▶ **Exercise task a**
Shorten the paragraph of the text on China's rare earth exports to Japan that begins "When pressed to provide a telling example," keeping its main facts.

▶ **Text**
The poster child for concerns about weaponising trade is China’s apparent refusal to ship Rare Earths to Japan in the third quarter of 2010. Drawing upon an analysis in the recently published Global Trade Alert report on critical raw materials, this column revisits the evidence about this salient episode. The findings highlight that in times of intensifying geopolitical rivalry, there is value in checking whether salient narratives have any basis in fact.
When pressed to provide a telling example of the geopolitical manipulation of critical raw material exports, the case of China allegedly punishing Japan in the third quarter of 2010 is invoked time and again. Twelve years on, this is still the case. For example, on 15 May 2023 the Wall Street Journal reported in a reference to the events of 2010 “China curtailed rare-earth exports to Japan after a spat over a boating collision” (Wall Street Journal 2023). Moreover, in a 13 January 2023 article on discoveries of Rare Earths in Sweden, the following points were made in a New York Times news story: “The worry is that China’s dominant position gives Beijing leverage over pricing of the metals as well as the potential to restrict supplies to rivals. In 2010, China halted exports of rare earths to Japan for two months over a fishing dispute” (New York Times 2023).

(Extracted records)

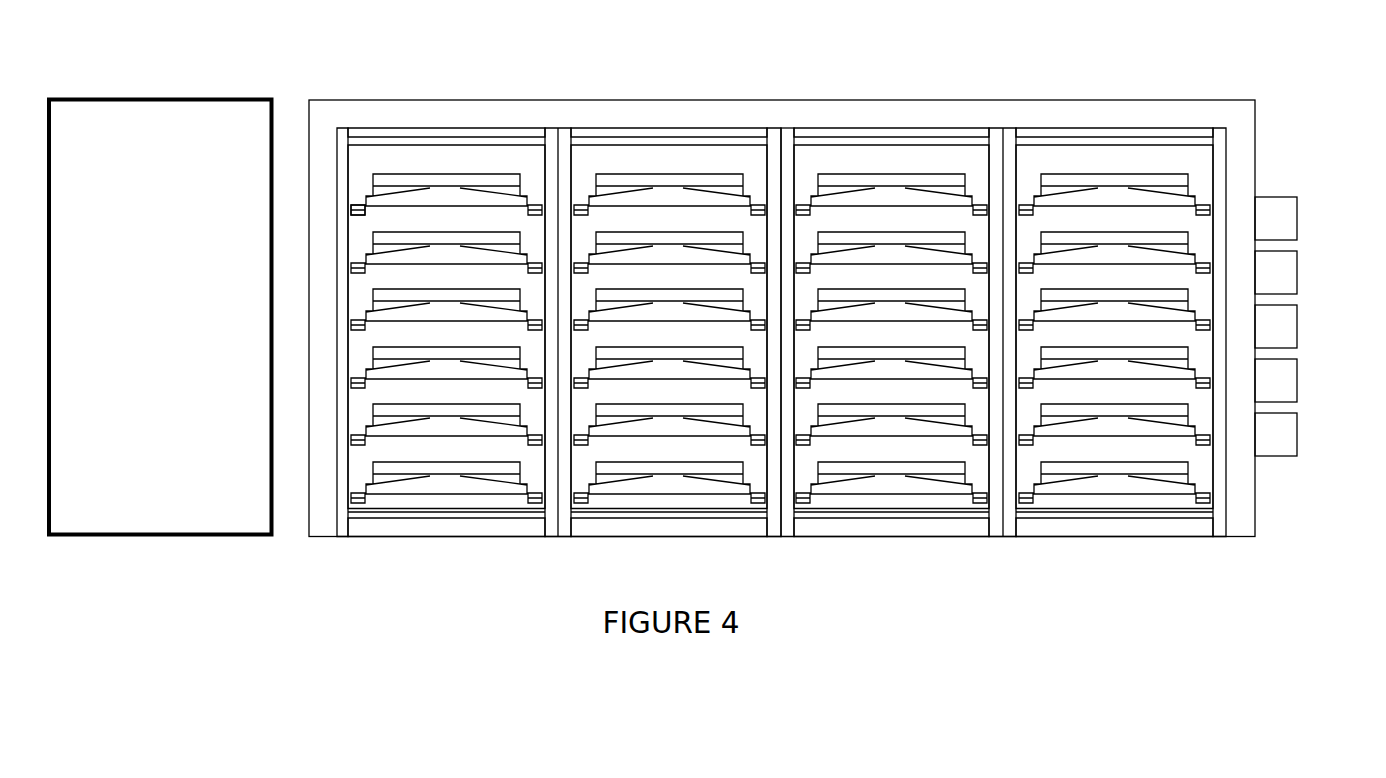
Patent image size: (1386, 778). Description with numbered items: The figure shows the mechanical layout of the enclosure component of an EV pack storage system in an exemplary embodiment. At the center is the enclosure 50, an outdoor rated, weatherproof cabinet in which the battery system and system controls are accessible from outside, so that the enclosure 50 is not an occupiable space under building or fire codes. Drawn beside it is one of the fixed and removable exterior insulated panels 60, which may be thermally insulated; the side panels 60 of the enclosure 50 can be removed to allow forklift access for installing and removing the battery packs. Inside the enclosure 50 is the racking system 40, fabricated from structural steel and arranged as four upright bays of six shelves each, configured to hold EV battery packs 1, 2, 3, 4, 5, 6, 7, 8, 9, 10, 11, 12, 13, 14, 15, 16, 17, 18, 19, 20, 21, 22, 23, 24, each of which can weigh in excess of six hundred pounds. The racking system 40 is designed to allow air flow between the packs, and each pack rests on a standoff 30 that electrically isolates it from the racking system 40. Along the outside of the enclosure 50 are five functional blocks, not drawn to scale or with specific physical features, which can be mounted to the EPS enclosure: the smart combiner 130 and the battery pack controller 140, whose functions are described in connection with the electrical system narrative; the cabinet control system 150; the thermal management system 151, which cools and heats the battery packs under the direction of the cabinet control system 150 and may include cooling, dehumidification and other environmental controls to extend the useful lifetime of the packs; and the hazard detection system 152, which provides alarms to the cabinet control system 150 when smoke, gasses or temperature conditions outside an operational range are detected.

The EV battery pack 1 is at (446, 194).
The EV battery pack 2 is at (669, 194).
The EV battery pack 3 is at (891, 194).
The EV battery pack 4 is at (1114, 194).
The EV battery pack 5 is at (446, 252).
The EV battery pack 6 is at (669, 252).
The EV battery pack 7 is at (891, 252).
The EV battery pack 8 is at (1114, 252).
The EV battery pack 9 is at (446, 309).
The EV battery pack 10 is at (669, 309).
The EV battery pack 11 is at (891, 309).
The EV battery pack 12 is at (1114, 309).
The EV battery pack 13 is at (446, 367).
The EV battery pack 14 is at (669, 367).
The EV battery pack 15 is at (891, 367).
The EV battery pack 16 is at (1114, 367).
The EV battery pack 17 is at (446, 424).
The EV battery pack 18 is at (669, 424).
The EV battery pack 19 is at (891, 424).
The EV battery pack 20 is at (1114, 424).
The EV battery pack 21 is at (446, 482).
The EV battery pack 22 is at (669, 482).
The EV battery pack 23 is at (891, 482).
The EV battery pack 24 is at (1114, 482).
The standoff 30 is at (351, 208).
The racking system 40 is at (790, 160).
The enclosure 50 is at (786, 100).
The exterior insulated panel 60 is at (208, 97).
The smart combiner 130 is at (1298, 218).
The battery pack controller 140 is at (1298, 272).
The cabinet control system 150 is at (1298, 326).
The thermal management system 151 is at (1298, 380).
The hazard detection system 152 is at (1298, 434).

▶ **Exercise task b**
Reproduce the records word for word, beginning at their first line and stopping after the line that contains "The EV battery pack 11 is at (891, 309).". Leave the pictures out.

▶ **Problem solution a**
China's alleged punishment of Japan in the third quarter of 2010 is still the example people reach for when asked to show critical raw material exports being used as a geopolitical weapon. On 15 May 2023, the Wall Street Journal reported that China curtailed rare-earth exports to Japan after a spat over a boating collision. On 13 January 2023, a New York Times story about rare earth discoveries in Sweden warned that China's dominant position gives Beijing leverage over prices and the potential to restrict supplies to rivals. The same story said China halted rare earth exports to Japan for two months in 2010 over a fishing dispute.

▶ **Problem solution b**
Patent image size: (1386, 778). Description with numbered items: The figure shows the mechanical layout of the enclosure component of an EV pack storage system in an exemplary embodiment. At the center is the enclosure 50, an outdoor rated, weatherproof cabinet in which the battery system and system controls are accessible from outside, so that the enclosure 50 is not an occupiable space under building or fire codes. Drawn beside it is one of the fixed and removable exterior insulated panels 60, which may be thermally insulated; the side panels 60 of the enclosure 50 can be removed to allow forklift access for installing and removing the battery packs. Inside the enclosure 50 is the racking system 40, fabricated from structural steel and arranged as four upright bays of six shelves each, configured to hold EV battery packs 1, 2, 3, 4, 5, 6, 7, 8, 9, 10, 11, 12, 13, 14, 15, 16, 17, 18, 19, 20, 21, 22, 23, 24, each of which can weigh in excess of six hundred pounds. The racking system 40 is designed to allow air flow between the packs, and each pack rests on a standoff 30 that electrically isolates it from the racking system 40. Along the outside of the enclosure 50 are five functional blocks, not drawn to scale or with specific physical features, which can be mounted to the EPS enclosure: the smart combiner 130 and the battery pack controller 140, whose functions are described in connection with the electrical system narrative; the cabinet control system 150; the thermal management system 151, which cools and heats the battery packs under the direction of the cabinet control system 150 and may include cooling, dehumidification and other environmental controls to extend the useful lifetime of the packs; and the hazard detection system 152, which provides alarms to the cabinet control system 150 when smoke, gasses or temperature conditions outside an operational range are detected.

The EV battery pack 1 is at (446, 194).
The EV battery pack 2 is at (669, 194).
The EV battery pack 3 is at (891, 194).
The EV battery pack 4 is at (1114, 194).
The EV battery pack 5 is at (446, 252).
The EV battery pack 6 is at (669, 252).
The EV battery pack 7 is at (891, 252).
The EV battery pack 8 is at (1114, 252).
The EV battery pack 9 is at (446, 309).
The EV battery pack 10 is at (669, 309).
The EV battery pack 11 is at (891, 309).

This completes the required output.